#### [Exercise prompt]
Restate each of the lines below word for word and drop every picture.

#### [Rows from a figure dataset]
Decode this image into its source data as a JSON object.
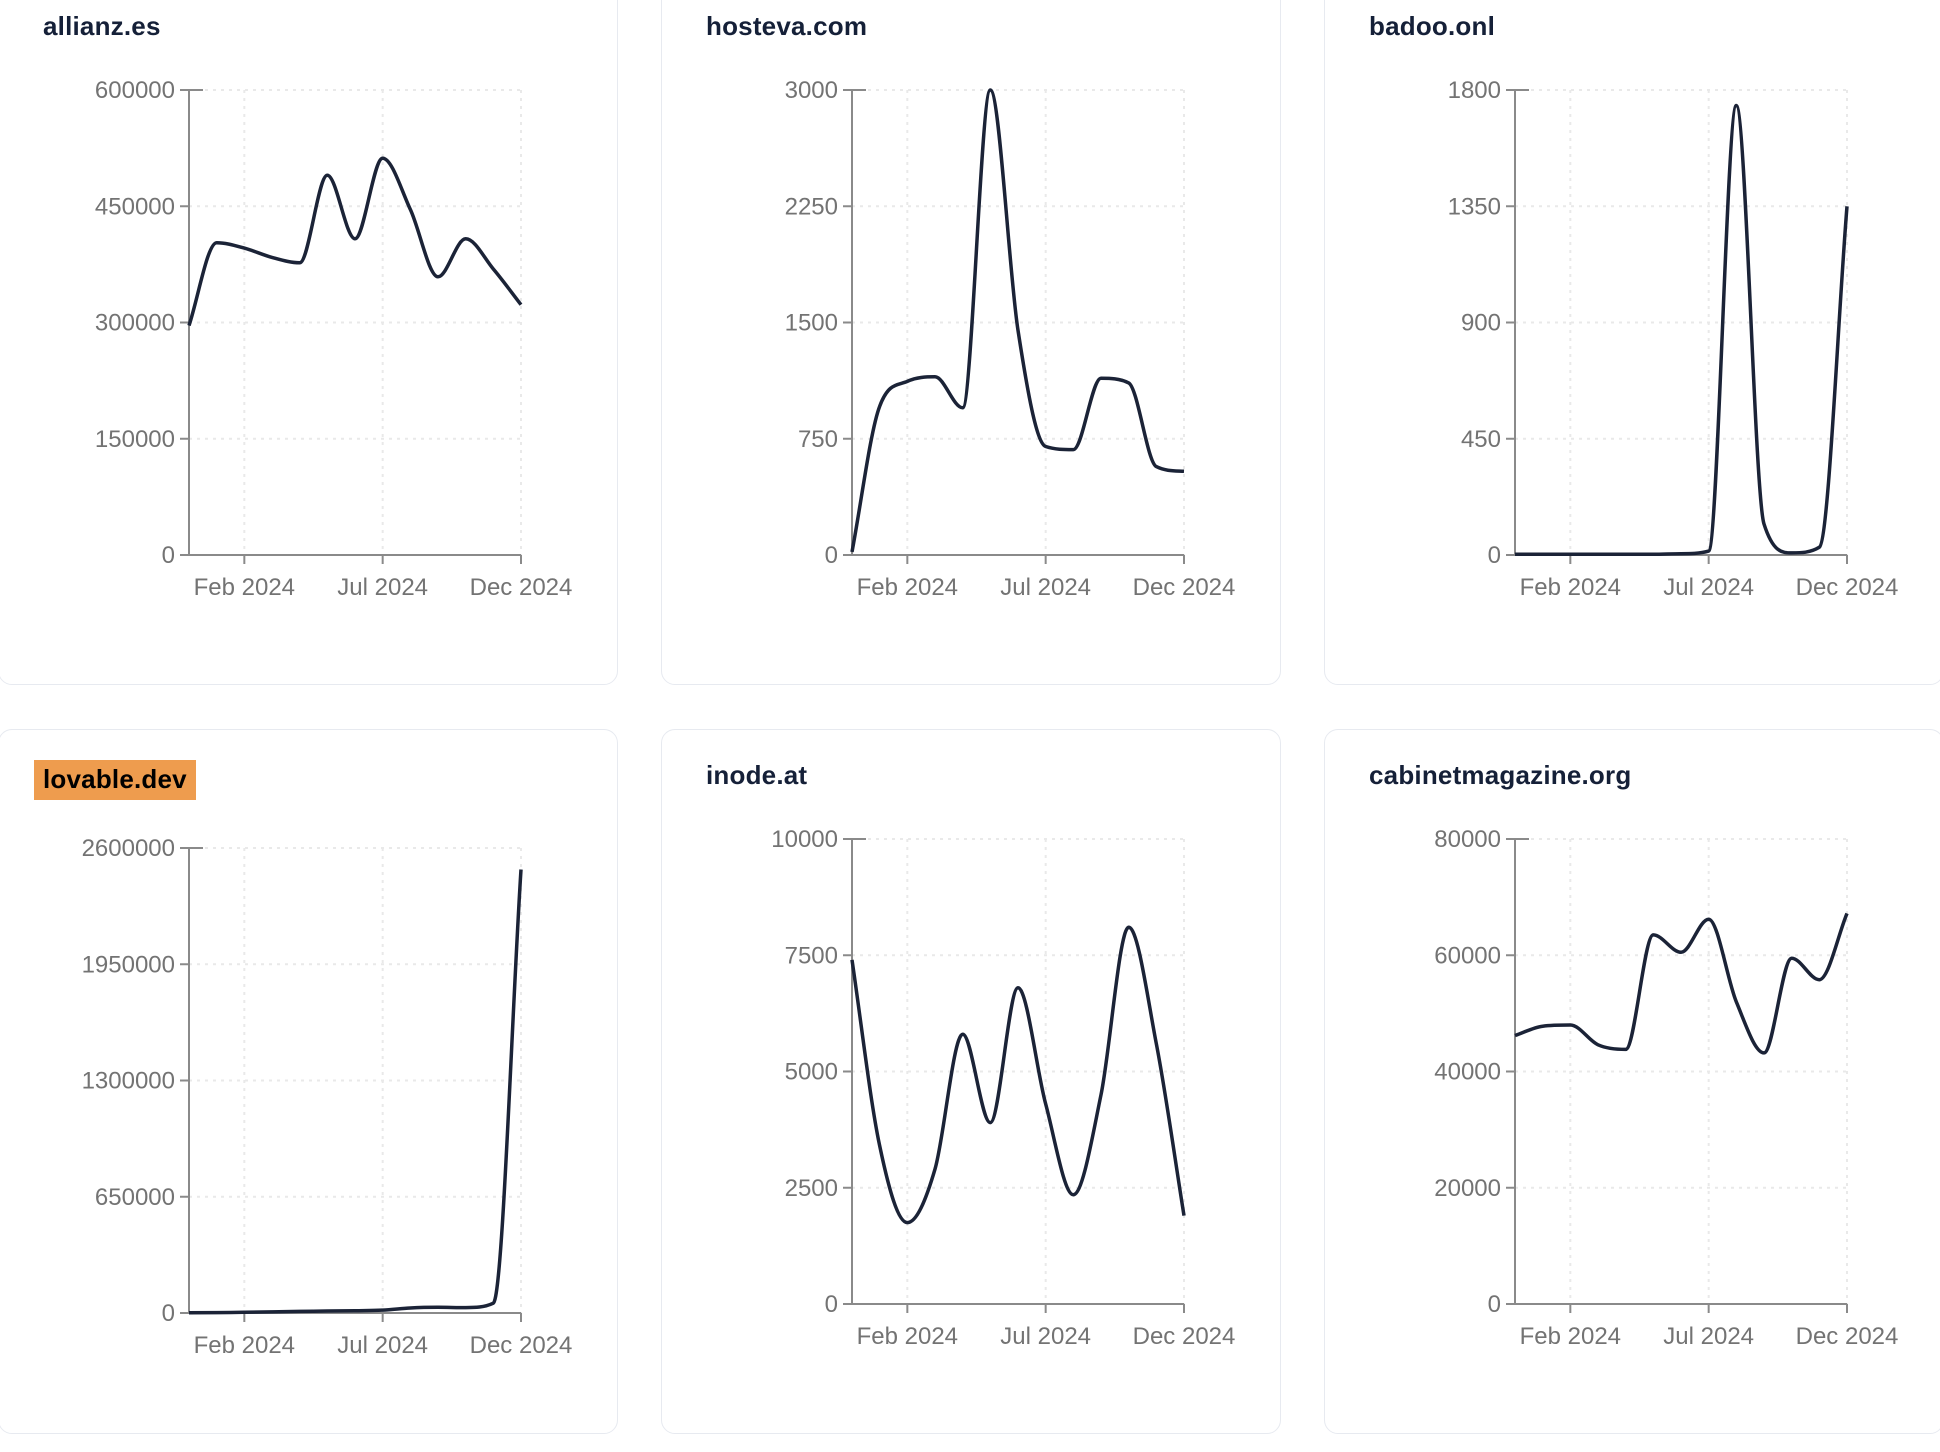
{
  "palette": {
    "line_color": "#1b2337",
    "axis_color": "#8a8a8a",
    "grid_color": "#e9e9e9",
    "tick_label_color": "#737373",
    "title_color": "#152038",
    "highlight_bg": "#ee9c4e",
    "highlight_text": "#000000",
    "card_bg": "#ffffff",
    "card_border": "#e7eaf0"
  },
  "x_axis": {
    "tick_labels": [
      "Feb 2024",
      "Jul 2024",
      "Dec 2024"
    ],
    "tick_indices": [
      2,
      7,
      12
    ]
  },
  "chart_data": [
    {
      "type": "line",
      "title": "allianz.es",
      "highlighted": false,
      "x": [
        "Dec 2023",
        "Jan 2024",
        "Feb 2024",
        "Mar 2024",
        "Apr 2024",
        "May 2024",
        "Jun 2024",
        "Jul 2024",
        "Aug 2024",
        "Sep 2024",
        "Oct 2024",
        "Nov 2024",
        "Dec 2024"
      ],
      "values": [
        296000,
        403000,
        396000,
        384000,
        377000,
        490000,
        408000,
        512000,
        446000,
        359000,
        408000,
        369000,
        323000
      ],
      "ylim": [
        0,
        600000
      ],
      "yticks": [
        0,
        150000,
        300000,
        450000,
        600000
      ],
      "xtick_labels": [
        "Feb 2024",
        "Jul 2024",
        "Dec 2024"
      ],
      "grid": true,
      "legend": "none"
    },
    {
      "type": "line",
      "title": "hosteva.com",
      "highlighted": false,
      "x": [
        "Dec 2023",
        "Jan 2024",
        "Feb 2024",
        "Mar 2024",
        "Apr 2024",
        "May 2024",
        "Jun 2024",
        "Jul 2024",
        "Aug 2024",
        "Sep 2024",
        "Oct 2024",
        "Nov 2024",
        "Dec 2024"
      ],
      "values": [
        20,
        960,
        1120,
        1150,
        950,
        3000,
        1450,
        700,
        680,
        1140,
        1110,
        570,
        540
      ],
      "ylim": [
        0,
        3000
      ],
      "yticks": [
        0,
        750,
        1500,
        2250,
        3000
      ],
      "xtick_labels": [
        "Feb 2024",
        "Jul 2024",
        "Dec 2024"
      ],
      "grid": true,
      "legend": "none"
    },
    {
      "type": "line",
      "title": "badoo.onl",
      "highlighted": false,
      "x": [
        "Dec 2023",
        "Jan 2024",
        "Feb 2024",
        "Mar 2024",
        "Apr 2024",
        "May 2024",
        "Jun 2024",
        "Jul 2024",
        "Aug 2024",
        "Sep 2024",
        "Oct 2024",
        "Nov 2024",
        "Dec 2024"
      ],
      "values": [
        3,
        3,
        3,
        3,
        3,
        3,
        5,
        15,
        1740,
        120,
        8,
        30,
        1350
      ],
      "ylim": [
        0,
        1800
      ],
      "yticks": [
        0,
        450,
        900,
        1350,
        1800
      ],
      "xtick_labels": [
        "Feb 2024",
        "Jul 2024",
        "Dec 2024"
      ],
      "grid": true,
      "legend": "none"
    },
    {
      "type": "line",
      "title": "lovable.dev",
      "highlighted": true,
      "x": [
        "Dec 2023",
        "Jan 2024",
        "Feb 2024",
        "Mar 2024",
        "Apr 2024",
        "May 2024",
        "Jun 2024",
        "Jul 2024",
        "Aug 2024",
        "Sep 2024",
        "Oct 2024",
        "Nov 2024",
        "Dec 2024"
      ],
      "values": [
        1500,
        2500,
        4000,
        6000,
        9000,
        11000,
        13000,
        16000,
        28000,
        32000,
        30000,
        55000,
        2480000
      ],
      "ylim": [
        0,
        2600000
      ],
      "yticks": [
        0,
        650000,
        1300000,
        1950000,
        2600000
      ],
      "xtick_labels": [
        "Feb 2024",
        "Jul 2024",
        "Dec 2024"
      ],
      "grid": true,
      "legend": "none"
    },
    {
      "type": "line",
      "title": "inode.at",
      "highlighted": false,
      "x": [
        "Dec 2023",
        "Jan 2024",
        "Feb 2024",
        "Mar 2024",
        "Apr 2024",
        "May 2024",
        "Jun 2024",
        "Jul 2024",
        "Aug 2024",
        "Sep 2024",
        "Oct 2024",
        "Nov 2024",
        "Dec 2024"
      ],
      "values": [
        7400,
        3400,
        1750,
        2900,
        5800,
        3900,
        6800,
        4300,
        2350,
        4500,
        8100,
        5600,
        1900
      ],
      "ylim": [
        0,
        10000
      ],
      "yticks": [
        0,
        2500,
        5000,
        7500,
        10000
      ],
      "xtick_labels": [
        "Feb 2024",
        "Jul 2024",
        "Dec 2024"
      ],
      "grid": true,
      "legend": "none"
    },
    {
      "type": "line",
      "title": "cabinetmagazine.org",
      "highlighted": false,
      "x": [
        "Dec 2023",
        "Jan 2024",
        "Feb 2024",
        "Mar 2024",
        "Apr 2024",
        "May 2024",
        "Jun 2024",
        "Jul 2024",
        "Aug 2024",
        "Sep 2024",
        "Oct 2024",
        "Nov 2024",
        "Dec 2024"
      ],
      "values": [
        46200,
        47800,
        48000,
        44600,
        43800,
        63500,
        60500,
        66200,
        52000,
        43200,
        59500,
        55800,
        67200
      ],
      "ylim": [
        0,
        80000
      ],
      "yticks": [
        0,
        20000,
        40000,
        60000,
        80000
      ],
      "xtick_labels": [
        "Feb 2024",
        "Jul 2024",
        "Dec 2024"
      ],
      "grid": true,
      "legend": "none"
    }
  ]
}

#### [Exercise response]
Decode this image into its source data as a JSON object.
{
  "palette": {
    "line_color": "#1b2337",
    "axis_color": "#8a8a8a",
    "grid_color": "#e9e9e9",
    "tick_label_color": "#737373",
    "title_color": "#152038",
    "highlight_bg": "#ee9c4e",
    "highlight_text": "#000000",
    "card_bg": "#ffffff",
    "card_border": "#e7eaf0"
  },
  "x_axis": {
    "tick_labels": [
      "Feb 2024",
      "Jul 2024",
      "Dec 2024"
    ],
    "tick_indices": [
      2,
      7,
      12
    ]
  },
  "chart_data": [
    {
      "type": "line",
      "title": "allianz.es",
      "highlighted": false,
      "x": [
        "Dec 2023",
        "Jan 2024",
        "Feb 2024",
        "Mar 2024",
        "Apr 2024",
        "May 2024",
        "Jun 2024",
        "Jul 2024",
        "Aug 2024",
        "Sep 2024",
        "Oct 2024",
        "Nov 2024",
        "Dec 2024"
      ],
      "values": [
        296000,
        403000,
        396000,
        384000,
        377000,
        490000,
        408000,
        512000,
        446000,
        359000,
        408000,
        369000,
        323000
      ],
      "ylim": [
        0,
        600000
      ],
      "yticks": [
        0,
        150000,
        300000,
        450000,
        600000
      ],
      "xtick_labels": [
        "Feb 2024",
        "Jul 2024",
        "Dec 2024"
      ],
      "grid": true,
      "legend": "none"
    },
    {
      "type": "line",
      "title": "hosteva.com",
      "highlighted": false,
      "x": [
        "Dec 2023",
        "Jan 2024",
        "Feb 2024",
        "Mar 2024",
        "Apr 2024",
        "May 2024",
        "Jun 2024",
        "Jul 2024",
        "Aug 2024",
        "Sep 2024",
        "Oct 2024",
        "Nov 2024",
        "Dec 2024"
      ],
      "values": [
        20,
        960,
        1120,
        1150,
        950,
        3000,
        1450,
        700,
        680,
        1140,
        1110,
        570,
        540
      ],
      "ylim": [
        0,
        3000
      ],
      "yticks": [
        0,
        750,
        1500,
        2250,
        3000
      ],
      "xtick_labels": [
        "Feb 2024",
        "Jul 2024",
        "Dec 2024"
      ],
      "grid": true,
      "legend": "none"
    },
    {
      "type": "line",
      "title": "badoo.onl",
      "highlighted": false,
      "x": [
        "Dec 2023",
        "Jan 2024",
        "Feb 2024",
        "Mar 2024",
        "Apr 2024",
        "May 2024",
        "Jun 2024",
        "Jul 2024",
        "Aug 2024",
        "Sep 2024",
        "Oct 2024",
        "Nov 2024",
        "Dec 2024"
      ],
      "values": [
        3,
        3,
        3,
        3,
        3,
        3,
        5,
        15,
        1740,
        120,
        8,
        30,
        1350
      ],
      "ylim": [
        0,
        1800
      ],
      "yticks": [
        0,
        450,
        900,
        1350,
        1800
      ],
      "xtick_labels": [
        "Feb 2024",
        "Jul 2024",
        "Dec 2024"
      ],
      "grid": true,
      "legend": "none"
    },
    {
      "type": "line",
      "title": "lovable.dev",
      "highlighted": true,
      "x": [
        "Dec 2023",
        "Jan 2024",
        "Feb 2024",
        "Mar 2024",
        "Apr 2024",
        "May 2024",
        "Jun 2024",
        "Jul 2024",
        "Aug 2024",
        "Sep 2024",
        "Oct 2024",
        "Nov 2024",
        "Dec 2024"
      ],
      "values": [
        1500,
        2500,
        4000,
        6000,
        9000,
        11000,
        13000,
        16000,
        28000,
        32000,
        30000,
        55000,
        2480000
      ],
      "ylim": [
        0,
        2600000
      ],
      "yticks": [
        0,
        650000,
        1300000,
        1950000,
        2600000
      ],
      "xtick_labels": [
        "Feb 2024",
        "Jul 2024",
        "Dec 2024"
      ],
      "grid": true,
      "legend": "none"
    },
    {
      "type": "line",
      "title": "inode.at",
      "highlighted": false,
      "x": [
        "Dec 2023",
        "Jan 2024",
        "Feb 2024",
        "Mar 2024",
        "Apr 2024",
        "May 2024",
        "Jun 2024",
        "Jul 2024",
        "Aug 2024",
        "Sep 2024",
        "Oct 2024",
        "Nov 2024",
        "Dec 2024"
      ],
      "values": [
        7400,
        3400,
        1750,
        2900,
        5800,
        3900,
        6800,
        4300,
        2350,
        4500,
        8100,
        5600,
        1900
      ],
      "ylim": [
        0,
        10000
      ],
      "yticks": [
        0,
        2500,
        5000,
        7500,
        10000
      ],
      "xtick_labels": [
        "Feb 2024",
        "Jul 2024",
        "Dec 2024"
      ],
      "grid": true,
      "legend": "none"
    },
    {
      "type": "line",
      "title": "cabinetmagazine.org",
      "highlighted": false,
      "x": [
        "Dec 2023",
        "Jan 2024",
        "Feb 2024",
        "Mar 2024",
        "Apr 2024",
        "May 2024",
        "Jun 2024",
        "Jul 2024",
        "Aug 2024",
        "Sep 2024",
        "Oct 2024",
        "Nov 2024",
        "Dec 2024"
      ],
      "values": [
        46200,
        47800,
        48000,
        44600,
        43800,
        63500,
        60500,
        66200,
        52000,
        43200,
        59500,
        55800,
        67200
      ],
      "ylim": [
        0,
        80000
      ],
      "yticks": [
        0,
        20000,
        40000,
        60000,
        80000
      ],
      "xtick_labels": [
        "Feb 2024",
        "Jul 2024",
        "Dec 2024"
      ],
      "grid": true,
      "legend": "none"
    }
  ]
}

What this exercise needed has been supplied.